Information supplied.
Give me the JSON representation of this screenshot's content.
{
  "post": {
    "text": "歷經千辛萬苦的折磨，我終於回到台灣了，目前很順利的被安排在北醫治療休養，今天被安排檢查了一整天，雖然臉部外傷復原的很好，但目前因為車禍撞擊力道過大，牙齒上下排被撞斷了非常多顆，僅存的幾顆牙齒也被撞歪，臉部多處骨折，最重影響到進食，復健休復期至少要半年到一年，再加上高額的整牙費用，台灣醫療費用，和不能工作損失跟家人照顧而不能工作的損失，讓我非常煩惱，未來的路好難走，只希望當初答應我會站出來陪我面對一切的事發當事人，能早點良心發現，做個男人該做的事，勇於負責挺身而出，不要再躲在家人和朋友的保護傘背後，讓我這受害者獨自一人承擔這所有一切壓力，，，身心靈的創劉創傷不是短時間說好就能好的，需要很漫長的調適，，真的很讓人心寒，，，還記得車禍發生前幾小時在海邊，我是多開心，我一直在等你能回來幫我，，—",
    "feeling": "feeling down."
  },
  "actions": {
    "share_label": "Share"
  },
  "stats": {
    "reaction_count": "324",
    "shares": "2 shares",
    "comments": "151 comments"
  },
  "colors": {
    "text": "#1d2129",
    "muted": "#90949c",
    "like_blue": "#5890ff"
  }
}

Required work. Return the whole listing exactly.

Expected answer.
Give me the JSON representation of this screenshot's content.
{
  "post": {
    "text": "歷經千辛萬苦的折磨，我終於回到台灣了，目前很順利的被安排在北醫治療休養，今天被安排檢查了一整天，雖然臉部外傷復原的很好，但目前因為車禍撞擊力道過大，牙齒上下排被撞斷了非常多顆，僅存的幾顆牙齒也被撞歪，臉部多處骨折，最重影響到進食，復健休復期至少要半年到一年，再加上高額的整牙費用，台灣醫療費用，和不能工作損失跟家人照顧而不能工作的損失，讓我非常煩惱，未來的路好難走，只希望當初答應我會站出來陪我面對一切的事發當事人，能早點良心發現，做個男人該做的事，勇於負責挺身而出，不要再躲在家人和朋友的保護傘背後，讓我這受害者獨自一人承擔這所有一切壓力，，，身心靈的創劉創傷不是短時間說好就能好的，需要很漫長的調適，，真的很讓人心寒，，，還記得車禍發生前幾小時在海邊，我是多開心，我一直在等你能回來幫我，，—",
    "feeling": "feeling down."
  },
  "actions": {
    "share_label": "Share"
  },
  "stats": {
    "reaction_count": "324",
    "shares": "2 shares",
    "comments": "151 comments"
  },
  "colors": {
    "text": "#1d2129",
    "muted": "#90949c",
    "like_blue": "#5890ff"
  }
}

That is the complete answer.